§ **Your instructions**
Would you transcribe the whole listing exactly, minus its pictures?

§ **Input material**
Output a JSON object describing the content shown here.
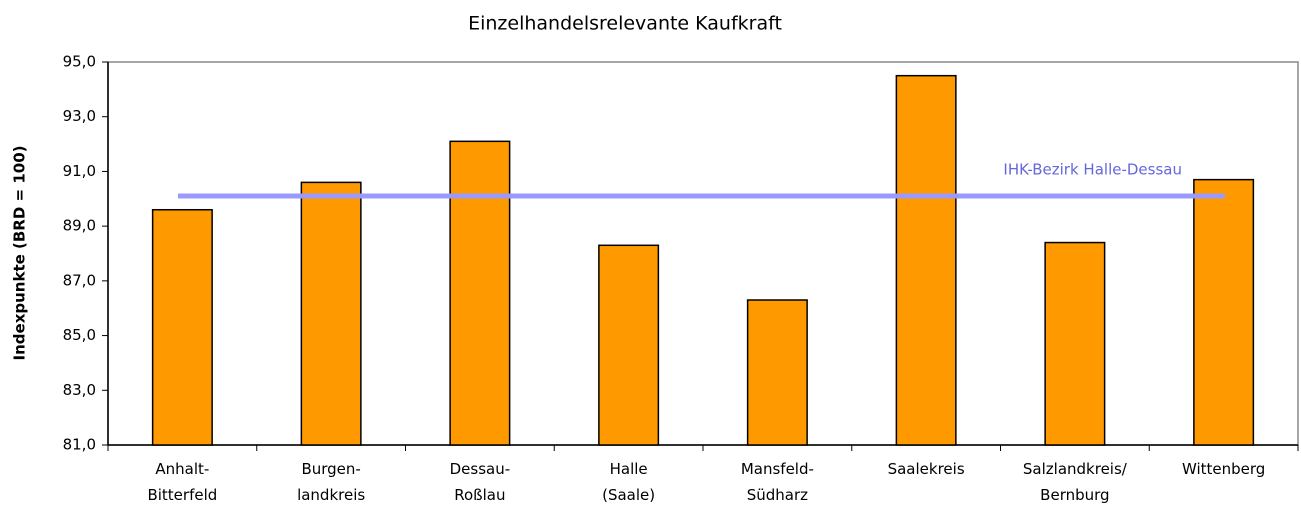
{
  "chart_data": {
    "type": "bar",
    "title": "Einzelhandelsrelevante Kaufkraft",
    "y_label": "Indexpunkte (BRD = 100)",
    "categories": [
      "Anhalt-\nBitterfeld",
      "Burgen-\nlandkreis",
      "Dessau-\nRoßlau",
      "Halle\n(Saale)",
      "Mansfeld-\nSüdharz",
      "Saalekreis",
      "Salzlandkreis/\nBernburg",
      "Wittenberg"
    ],
    "values": [
      89.6,
      90.6,
      92.1,
      88.3,
      86.3,
      94.5,
      88.4,
      90.7
    ],
    "color": "#ff9900",
    "reference": {
      "label": "IHK-Bezirk Halle-Dessau",
      "value": 90.1,
      "color": "#9999ff"
    },
    "ylim": [
      81,
      95
    ],
    "yticks": [
      {
        "value": 81,
        "label": "81,0"
      },
      {
        "value": 83,
        "label": "83,0"
      },
      {
        "value": 85,
        "label": "85,0"
      },
      {
        "value": 87,
        "label": "87,0"
      },
      {
        "value": 89,
        "label": "89,0"
      },
      {
        "value": 91,
        "label": "91,0"
      },
      {
        "value": 93,
        "label": "93,0"
      },
      {
        "value": 95,
        "label": "95,0"
      }
    ],
    "grid": false
  }
}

§ **Output**
Output a JSON object describing the content shown here.
{
  "chart_data": {
    "type": "bar",
    "title": "Einzelhandelsrelevante Kaufkraft",
    "y_label": "Indexpunkte (BRD = 100)",
    "categories": [
      "Anhalt-\nBitterfeld",
      "Burgen-\nlandkreis",
      "Dessau-\nRoßlau",
      "Halle\n(Saale)",
      "Mansfeld-\nSüdharz",
      "Saalekreis",
      "Salzlandkreis/\nBernburg",
      "Wittenberg"
    ],
    "values": [
      89.6,
      90.6,
      92.1,
      88.3,
      86.3,
      94.5,
      88.4,
      90.7
    ],
    "color": "#ff9900",
    "reference": {
      "label": "IHK-Bezirk Halle-Dessau",
      "value": 90.1,
      "color": "#9999ff"
    },
    "ylim": [
      81,
      95
    ],
    "yticks": [
      {
        "value": 81,
        "label": "81,0"
      },
      {
        "value": 83,
        "label": "83,0"
      },
      {
        "value": 85,
        "label": "85,0"
      },
      {
        "value": 87,
        "label": "87,0"
      },
      {
        "value": 89,
        "label": "89,0"
      },
      {
        "value": 91,
        "label": "91,0"
      },
      {
        "value": 93,
        "label": "93,0"
      },
      {
        "value": 95,
        "label": "95,0"
      }
    ],
    "grid": false
  }
}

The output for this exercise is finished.